**Selected passage:**
Norm Macdonald Has a Show, a spiritual successor to Norm Macdonald Live starring Macdonald and Eget, was released on Netflix on September 14, 2018.

== Background ==
The first season premiered on March 26, 2013, and concluded after eleven episodes. After a year-long hiatus, the second season debuted on May 12, 2014. It concluded after thirteen episodes in August 2014.

A third season was released in September and October 2016, but only two episodes were aired before going on hiatus. On July 25, 2017, the season continued with guest David Letterman. The recommencement of the third season featured a brand-new set as well as a new style of filming that seemed to prefer close-up camera shots on subjects rather than the traditional medium close-up.

**Provided material:**
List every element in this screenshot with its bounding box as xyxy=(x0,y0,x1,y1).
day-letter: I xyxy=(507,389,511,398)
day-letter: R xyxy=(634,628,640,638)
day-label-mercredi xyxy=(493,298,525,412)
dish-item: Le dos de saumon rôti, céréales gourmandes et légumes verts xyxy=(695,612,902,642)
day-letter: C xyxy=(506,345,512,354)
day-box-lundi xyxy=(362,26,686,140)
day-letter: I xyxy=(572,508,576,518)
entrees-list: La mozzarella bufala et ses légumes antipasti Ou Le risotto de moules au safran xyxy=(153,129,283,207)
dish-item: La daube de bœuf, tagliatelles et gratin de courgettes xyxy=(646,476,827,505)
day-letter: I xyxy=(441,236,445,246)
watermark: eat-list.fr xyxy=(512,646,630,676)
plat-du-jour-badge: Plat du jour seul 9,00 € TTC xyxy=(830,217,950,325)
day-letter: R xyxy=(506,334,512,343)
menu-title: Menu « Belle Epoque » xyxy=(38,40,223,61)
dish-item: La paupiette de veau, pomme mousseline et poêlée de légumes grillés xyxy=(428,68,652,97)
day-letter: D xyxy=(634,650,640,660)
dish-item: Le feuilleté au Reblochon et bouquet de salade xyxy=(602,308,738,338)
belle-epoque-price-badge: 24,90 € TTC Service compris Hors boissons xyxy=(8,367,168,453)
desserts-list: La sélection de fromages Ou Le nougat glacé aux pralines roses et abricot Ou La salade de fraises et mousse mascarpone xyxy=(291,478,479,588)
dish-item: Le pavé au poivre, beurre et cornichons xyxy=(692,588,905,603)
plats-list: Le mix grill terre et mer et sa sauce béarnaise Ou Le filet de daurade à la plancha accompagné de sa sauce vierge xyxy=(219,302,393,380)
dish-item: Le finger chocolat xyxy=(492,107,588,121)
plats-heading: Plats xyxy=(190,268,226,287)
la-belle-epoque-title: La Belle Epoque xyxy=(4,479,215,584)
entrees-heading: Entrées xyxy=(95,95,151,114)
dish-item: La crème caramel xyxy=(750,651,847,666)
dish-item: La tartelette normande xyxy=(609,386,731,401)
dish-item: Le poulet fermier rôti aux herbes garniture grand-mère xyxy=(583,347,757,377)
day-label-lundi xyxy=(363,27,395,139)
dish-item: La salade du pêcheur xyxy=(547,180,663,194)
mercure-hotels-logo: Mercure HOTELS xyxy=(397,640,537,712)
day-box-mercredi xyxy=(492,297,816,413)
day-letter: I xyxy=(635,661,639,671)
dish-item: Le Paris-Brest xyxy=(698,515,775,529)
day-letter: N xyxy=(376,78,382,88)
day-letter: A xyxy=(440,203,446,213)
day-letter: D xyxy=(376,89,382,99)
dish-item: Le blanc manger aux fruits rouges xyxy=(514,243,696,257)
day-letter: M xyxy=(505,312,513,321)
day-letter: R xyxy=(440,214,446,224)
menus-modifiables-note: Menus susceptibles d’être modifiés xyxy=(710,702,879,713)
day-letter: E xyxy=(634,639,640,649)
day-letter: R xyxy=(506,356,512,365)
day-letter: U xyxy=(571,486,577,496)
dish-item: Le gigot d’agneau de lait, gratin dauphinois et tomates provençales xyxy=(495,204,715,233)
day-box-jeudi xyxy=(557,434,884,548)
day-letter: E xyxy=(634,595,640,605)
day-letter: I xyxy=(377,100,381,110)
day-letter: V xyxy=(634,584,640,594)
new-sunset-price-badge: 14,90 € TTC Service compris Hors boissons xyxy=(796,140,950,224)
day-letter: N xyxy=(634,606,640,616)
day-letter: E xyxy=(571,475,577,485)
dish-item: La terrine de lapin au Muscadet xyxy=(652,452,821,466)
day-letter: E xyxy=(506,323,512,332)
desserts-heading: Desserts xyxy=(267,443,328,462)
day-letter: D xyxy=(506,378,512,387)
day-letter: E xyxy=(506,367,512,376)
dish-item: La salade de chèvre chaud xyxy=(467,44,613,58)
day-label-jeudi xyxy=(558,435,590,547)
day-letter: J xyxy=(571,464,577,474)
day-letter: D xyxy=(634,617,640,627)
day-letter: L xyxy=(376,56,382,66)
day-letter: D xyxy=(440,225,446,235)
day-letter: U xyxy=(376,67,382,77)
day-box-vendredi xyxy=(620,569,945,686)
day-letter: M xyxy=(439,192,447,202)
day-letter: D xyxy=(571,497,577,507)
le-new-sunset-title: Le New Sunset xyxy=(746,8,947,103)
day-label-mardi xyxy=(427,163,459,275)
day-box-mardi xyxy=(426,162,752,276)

**Task brief:** In the text about Norm Macdonald Live, which guest appeared when the third season continued on July 25, 2017? You won't need the data for this.

**Solution:** David Letterman